- WRITTEN TASK
Write the material out again exactly as it stands.

%%

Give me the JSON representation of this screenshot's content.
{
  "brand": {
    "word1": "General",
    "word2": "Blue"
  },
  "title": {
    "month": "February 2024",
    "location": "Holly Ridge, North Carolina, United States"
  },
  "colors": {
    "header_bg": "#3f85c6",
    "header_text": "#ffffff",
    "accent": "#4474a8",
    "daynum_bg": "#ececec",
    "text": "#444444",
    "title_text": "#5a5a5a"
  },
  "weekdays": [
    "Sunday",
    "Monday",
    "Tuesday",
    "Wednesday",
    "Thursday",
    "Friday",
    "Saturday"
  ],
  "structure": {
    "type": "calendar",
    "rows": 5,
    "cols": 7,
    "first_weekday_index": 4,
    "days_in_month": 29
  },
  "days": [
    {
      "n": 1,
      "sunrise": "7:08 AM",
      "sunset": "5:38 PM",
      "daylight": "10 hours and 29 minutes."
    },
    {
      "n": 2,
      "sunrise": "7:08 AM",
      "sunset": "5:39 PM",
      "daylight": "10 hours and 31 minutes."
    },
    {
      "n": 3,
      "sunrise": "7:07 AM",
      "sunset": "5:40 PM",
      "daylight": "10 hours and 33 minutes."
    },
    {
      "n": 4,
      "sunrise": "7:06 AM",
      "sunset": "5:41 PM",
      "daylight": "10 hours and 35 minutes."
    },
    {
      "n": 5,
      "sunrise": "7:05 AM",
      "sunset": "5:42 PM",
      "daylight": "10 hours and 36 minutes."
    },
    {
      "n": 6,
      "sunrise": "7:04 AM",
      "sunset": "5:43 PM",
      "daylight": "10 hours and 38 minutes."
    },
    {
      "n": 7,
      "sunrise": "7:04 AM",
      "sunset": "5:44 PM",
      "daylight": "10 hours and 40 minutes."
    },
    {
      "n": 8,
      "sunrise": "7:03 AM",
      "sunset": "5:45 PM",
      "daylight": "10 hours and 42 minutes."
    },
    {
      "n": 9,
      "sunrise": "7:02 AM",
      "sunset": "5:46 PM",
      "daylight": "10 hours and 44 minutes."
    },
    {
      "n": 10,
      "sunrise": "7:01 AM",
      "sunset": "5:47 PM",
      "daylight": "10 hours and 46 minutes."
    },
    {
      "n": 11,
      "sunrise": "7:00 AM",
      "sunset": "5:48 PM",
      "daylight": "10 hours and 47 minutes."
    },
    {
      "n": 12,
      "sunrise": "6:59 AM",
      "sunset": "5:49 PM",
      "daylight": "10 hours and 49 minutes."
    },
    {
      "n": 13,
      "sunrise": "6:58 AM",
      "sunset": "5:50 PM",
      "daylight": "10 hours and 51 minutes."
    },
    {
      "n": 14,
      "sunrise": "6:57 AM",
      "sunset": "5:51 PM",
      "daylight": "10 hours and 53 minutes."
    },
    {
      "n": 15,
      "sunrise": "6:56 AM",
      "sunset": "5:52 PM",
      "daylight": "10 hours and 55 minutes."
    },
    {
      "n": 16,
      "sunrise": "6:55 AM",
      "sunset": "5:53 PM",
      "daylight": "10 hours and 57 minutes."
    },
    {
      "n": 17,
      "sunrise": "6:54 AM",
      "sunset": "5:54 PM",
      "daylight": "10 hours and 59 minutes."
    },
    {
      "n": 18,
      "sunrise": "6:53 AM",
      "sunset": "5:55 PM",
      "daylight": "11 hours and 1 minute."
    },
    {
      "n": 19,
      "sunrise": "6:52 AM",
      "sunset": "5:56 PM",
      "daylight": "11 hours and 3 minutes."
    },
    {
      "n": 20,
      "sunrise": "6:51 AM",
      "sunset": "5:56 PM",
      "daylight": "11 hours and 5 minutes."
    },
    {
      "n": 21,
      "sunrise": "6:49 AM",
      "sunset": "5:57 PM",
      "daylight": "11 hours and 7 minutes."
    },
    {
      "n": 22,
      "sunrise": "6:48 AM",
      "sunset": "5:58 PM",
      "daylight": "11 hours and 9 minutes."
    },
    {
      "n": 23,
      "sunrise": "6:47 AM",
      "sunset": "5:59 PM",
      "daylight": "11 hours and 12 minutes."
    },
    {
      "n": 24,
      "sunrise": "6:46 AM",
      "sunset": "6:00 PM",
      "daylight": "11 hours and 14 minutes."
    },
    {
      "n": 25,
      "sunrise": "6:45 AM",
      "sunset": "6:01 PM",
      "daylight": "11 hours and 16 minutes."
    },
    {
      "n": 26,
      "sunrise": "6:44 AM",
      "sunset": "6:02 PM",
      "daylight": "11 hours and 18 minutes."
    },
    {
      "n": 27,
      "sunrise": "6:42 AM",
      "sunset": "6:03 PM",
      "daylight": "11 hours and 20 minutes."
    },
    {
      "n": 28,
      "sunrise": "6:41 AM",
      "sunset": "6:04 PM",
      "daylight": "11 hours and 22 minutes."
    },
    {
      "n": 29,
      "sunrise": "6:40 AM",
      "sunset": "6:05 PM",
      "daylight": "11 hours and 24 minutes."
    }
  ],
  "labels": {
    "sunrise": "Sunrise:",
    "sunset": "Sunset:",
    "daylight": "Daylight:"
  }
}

%%

- CORRECT ANSWER
Give me the JSON representation of this screenshot's content.
{
  "brand": {
    "word1": "General",
    "word2": "Blue"
  },
  "title": {
    "month": "February 2024",
    "location": "Holly Ridge, North Carolina, United States"
  },
  "colors": {
    "header_bg": "#3f85c6",
    "header_text": "#ffffff",
    "accent": "#4474a8",
    "daynum_bg": "#ececec",
    "text": "#444444",
    "title_text": "#5a5a5a"
  },
  "weekdays": [
    "Sunday",
    "Monday",
    "Tuesday",
    "Wednesday",
    "Thursday",
    "Friday",
    "Saturday"
  ],
  "structure": {
    "type": "calendar",
    "rows": 5,
    "cols": 7,
    "first_weekday_index": 4,
    "days_in_month": 29
  },
  "days": [
    {
      "n": 1,
      "sunrise": "7:08 AM",
      "sunset": "5:38 PM",
      "daylight": "10 hours and 29 minutes."
    },
    {
      "n": 2,
      "sunrise": "7:08 AM",
      "sunset": "5:39 PM",
      "daylight": "10 hours and 31 minutes."
    },
    {
      "n": 3,
      "sunrise": "7:07 AM",
      "sunset": "5:40 PM",
      "daylight": "10 hours and 33 minutes."
    },
    {
      "n": 4,
      "sunrise": "7:06 AM",
      "sunset": "5:41 PM",
      "daylight": "10 hours and 35 minutes."
    },
    {
      "n": 5,
      "sunrise": "7:05 AM",
      "sunset": "5:42 PM",
      "daylight": "10 hours and 36 minutes."
    },
    {
      "n": 6,
      "sunrise": "7:04 AM",
      "sunset": "5:43 PM",
      "daylight": "10 hours and 38 minutes."
    },
    {
      "n": 7,
      "sunrise": "7:04 AM",
      "sunset": "5:44 PM",
      "daylight": "10 hours and 40 minutes."
    },
    {
      "n": 8,
      "sunrise": "7:03 AM",
      "sunset": "5:45 PM",
      "daylight": "10 hours and 42 minutes."
    },
    {
      "n": 9,
      "sunrise": "7:02 AM",
      "sunset": "5:46 PM",
      "daylight": "10 hours and 44 minutes."
    },
    {
      "n": 10,
      "sunrise": "7:01 AM",
      "sunset": "5:47 PM",
      "daylight": "10 hours and 46 minutes."
    },
    {
      "n": 11,
      "sunrise": "7:00 AM",
      "sunset": "5:48 PM",
      "daylight": "10 hours and 47 minutes."
    },
    {
      "n": 12,
      "sunrise": "6:59 AM",
      "sunset": "5:49 PM",
      "daylight": "10 hours and 49 minutes."
    },
    {
      "n": 13,
      "sunrise": "6:58 AM",
      "sunset": "5:50 PM",
      "daylight": "10 hours and 51 minutes."
    },
    {
      "n": 14,
      "sunrise": "6:57 AM",
      "sunset": "5:51 PM",
      "daylight": "10 hours and 53 minutes."
    },
    {
      "n": 15,
      "sunrise": "6:56 AM",
      "sunset": "5:52 PM",
      "daylight": "10 hours and 55 minutes."
    },
    {
      "n": 16,
      "sunrise": "6:55 AM",
      "sunset": "5:53 PM",
      "daylight": "10 hours and 57 minutes."
    },
    {
      "n": 17,
      "sunrise": "6:54 AM",
      "sunset": "5:54 PM",
      "daylight": "10 hours and 59 minutes."
    },
    {
      "n": 18,
      "sunrise": "6:53 AM",
      "sunset": "5:55 PM",
      "daylight": "11 hours and 1 minute."
    },
    {
      "n": 19,
      "sunrise": "6:52 AM",
      "sunset": "5:56 PM",
      "daylight": "11 hours and 3 minutes."
    },
    {
      "n": 20,
      "sunrise": "6:51 AM",
      "sunset": "5:56 PM",
      "daylight": "11 hours and 5 minutes."
    },
    {
      "n": 21,
      "sunrise": "6:49 AM",
      "sunset": "5:57 PM",
      "daylight": "11 hours and 7 minutes."
    },
    {
      "n": 22,
      "sunrise": "6:48 AM",
      "sunset": "5:58 PM",
      "daylight": "11 hours and 9 minutes."
    },
    {
      "n": 23,
      "sunrise": "6:47 AM",
      "sunset": "5:59 PM",
      "daylight": "11 hours and 12 minutes."
    },
    {
      "n": 24,
      "sunrise": "6:46 AM",
      "sunset": "6:00 PM",
      "daylight": "11 hours and 14 minutes."
    },
    {
      "n": 25,
      "sunrise": "6:45 AM",
      "sunset": "6:01 PM",
      "daylight": "11 hours and 16 minutes."
    },
    {
      "n": 26,
      "sunrise": "6:44 AM",
      "sunset": "6:02 PM",
      "daylight": "11 hours and 18 minutes."
    },
    {
      "n": 27,
      "sunrise": "6:42 AM",
      "sunset": "6:03 PM",
      "daylight": "11 hours and 20 minutes."
    },
    {
      "n": 28,
      "sunrise": "6:41 AM",
      "sunset": "6:04 PM",
      "daylight": "11 hours and 22 minutes."
    },
    {
      "n": 29,
      "sunrise": "6:40 AM",
      "sunset": "6:05 PM",
      "daylight": "11 hours and 24 minutes."
    }
  ],
  "labels": {
    "sunrise": "Sunrise:",
    "sunset": "Sunset:",
    "daylight": "Daylight:"
  }
}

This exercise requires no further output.